**DO THIS:**
Gather all lines from the material that contain the word "مكناهم".

**DATA FOR PROCESSING:**
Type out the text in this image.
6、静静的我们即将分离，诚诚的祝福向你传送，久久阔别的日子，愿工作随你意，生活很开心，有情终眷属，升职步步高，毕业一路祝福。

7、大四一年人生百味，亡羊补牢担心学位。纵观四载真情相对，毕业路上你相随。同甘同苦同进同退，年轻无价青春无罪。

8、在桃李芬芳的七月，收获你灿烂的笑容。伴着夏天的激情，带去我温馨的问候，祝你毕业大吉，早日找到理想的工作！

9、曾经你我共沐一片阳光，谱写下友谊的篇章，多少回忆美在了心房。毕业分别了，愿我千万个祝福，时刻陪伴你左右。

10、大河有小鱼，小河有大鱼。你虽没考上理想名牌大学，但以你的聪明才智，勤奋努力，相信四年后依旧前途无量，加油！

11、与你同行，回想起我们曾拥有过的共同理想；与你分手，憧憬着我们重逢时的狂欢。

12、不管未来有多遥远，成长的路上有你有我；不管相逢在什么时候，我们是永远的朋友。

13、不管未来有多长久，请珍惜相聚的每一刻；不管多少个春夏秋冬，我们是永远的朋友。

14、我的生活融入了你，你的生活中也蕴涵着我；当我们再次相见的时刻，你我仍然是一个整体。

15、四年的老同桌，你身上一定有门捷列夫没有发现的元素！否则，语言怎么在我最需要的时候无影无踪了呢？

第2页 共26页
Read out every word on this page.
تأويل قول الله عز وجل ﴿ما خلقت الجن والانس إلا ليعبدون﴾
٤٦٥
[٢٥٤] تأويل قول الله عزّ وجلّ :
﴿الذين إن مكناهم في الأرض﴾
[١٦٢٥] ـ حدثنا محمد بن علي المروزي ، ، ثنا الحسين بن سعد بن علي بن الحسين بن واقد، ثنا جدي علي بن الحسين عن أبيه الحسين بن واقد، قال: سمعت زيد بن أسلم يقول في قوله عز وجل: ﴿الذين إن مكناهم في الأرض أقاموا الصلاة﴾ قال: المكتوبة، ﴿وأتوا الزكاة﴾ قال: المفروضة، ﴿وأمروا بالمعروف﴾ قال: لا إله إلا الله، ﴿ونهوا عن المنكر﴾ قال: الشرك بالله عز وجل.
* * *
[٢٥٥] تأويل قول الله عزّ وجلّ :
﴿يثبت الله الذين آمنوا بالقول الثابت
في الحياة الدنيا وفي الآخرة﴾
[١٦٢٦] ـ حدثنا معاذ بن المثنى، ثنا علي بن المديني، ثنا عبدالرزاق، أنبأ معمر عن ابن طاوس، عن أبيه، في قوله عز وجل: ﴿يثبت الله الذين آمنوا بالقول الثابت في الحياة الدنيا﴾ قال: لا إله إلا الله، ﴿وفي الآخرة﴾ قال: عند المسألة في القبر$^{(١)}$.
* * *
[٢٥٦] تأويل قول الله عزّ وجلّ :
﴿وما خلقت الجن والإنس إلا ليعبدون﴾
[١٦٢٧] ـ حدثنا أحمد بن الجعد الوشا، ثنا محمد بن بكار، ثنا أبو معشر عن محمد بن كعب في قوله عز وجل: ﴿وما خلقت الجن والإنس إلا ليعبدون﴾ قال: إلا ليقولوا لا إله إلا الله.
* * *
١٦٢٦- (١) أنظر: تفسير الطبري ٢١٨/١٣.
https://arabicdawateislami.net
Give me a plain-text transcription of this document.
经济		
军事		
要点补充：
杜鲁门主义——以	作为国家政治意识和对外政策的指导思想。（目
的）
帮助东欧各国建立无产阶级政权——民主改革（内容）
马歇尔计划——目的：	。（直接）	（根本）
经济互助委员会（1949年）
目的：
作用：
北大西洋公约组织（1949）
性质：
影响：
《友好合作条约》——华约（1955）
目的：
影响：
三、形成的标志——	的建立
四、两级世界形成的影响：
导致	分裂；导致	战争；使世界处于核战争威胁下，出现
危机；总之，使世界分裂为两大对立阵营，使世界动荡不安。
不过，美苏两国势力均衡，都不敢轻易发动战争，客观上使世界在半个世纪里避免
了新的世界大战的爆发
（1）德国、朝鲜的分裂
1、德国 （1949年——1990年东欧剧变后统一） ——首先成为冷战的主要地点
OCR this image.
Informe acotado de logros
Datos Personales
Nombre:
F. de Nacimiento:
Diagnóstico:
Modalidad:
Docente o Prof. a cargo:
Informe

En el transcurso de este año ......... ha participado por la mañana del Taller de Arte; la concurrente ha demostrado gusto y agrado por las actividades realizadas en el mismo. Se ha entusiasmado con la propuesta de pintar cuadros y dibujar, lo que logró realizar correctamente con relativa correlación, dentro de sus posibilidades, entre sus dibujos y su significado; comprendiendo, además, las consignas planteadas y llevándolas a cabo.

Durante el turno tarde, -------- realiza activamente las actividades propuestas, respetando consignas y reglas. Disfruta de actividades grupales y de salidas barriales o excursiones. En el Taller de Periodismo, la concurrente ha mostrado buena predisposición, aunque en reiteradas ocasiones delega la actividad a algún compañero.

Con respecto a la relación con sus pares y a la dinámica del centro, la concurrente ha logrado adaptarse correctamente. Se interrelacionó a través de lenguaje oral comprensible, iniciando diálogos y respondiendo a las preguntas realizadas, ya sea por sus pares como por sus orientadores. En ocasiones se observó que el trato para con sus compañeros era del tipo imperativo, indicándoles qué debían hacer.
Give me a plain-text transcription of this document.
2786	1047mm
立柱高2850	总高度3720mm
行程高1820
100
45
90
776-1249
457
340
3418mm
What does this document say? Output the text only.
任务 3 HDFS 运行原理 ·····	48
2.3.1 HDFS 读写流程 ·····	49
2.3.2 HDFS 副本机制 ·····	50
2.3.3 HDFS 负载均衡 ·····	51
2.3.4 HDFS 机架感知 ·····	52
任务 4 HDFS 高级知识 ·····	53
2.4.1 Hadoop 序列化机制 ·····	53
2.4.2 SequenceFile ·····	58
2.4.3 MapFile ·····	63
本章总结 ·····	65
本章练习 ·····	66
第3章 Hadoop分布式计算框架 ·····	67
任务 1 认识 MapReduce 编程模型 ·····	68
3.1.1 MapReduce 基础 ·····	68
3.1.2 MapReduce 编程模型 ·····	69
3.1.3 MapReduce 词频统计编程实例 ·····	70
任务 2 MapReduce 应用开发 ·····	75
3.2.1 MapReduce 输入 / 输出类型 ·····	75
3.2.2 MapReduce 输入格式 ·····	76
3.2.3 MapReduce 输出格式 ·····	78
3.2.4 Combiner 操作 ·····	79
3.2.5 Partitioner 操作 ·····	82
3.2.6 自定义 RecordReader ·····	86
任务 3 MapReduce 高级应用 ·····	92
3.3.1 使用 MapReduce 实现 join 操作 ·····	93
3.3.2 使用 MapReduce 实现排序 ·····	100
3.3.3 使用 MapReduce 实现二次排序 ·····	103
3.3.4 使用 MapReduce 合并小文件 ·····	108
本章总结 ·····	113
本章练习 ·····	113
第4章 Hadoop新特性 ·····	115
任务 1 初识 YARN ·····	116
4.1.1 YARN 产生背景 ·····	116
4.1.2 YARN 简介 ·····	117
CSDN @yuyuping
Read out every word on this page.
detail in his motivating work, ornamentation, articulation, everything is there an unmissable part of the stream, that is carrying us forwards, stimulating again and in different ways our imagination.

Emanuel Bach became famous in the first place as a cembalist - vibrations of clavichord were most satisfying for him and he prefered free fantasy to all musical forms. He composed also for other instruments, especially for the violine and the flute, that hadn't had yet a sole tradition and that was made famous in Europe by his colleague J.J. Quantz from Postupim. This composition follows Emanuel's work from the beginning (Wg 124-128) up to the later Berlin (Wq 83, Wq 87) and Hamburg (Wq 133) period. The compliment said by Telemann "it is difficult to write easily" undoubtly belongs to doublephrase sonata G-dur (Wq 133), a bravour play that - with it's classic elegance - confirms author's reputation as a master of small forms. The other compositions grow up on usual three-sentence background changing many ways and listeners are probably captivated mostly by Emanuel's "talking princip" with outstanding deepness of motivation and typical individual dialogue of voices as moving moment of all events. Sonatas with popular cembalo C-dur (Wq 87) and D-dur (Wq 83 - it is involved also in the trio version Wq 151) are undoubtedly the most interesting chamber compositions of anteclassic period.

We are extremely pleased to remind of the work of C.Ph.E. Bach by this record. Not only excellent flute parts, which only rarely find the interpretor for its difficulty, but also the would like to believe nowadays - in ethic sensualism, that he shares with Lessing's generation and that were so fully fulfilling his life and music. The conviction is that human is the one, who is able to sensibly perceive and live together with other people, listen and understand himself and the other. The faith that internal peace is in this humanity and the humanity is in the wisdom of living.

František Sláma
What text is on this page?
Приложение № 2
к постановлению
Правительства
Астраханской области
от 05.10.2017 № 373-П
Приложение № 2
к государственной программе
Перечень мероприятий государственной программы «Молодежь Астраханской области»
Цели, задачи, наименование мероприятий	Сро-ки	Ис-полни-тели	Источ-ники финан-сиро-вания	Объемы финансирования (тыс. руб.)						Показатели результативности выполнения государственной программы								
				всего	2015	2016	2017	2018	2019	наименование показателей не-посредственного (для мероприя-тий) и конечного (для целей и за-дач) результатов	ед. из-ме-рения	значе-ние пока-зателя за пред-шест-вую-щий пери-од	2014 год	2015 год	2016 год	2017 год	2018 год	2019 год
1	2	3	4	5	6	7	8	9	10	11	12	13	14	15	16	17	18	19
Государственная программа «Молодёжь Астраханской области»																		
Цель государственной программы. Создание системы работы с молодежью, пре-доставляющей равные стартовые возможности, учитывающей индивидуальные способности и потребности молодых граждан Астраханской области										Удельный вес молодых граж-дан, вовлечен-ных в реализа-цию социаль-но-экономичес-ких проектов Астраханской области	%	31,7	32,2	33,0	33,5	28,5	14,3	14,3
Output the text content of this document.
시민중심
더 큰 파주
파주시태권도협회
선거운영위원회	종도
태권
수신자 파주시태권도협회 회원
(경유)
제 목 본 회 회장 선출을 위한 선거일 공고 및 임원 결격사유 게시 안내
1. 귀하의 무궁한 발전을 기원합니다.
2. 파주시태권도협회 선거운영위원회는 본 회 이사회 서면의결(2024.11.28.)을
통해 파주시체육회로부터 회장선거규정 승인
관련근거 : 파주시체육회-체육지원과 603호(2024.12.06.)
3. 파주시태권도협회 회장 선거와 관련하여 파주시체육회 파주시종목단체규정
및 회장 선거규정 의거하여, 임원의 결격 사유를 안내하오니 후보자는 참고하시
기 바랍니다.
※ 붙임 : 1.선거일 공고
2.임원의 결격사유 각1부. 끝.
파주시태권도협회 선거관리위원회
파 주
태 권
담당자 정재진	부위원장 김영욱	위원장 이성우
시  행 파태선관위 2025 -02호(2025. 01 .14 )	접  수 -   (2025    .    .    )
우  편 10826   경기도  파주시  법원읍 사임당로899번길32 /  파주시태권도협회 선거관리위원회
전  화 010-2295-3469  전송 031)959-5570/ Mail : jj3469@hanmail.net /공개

**SOLVED EXERCISE:**
﴿الذين إن مكناهم في الأرض﴾
[١٦٢٥] ـ حدثنا محمد بن علي المروزي ، ، ثنا الحسين بن سعد بن علي بن الحسين بن واقد، ثنا جدي علي بن الحسين عن أبيه الحسين بن واقد، قال: سمعت زيد بن أسلم يقول في قوله عز وجل: ﴿الذين إن مكناهم في الأرض أقاموا الصلاة﴾ قال: المكتوبة، ﴿وأتوا الزكاة﴾ قال: المفروضة، ﴿وأمروا بالمعروف﴾ قال: لا إله إلا الله، ﴿ونهوا عن المنكر﴾ قال: الشرك بالله عز وجل.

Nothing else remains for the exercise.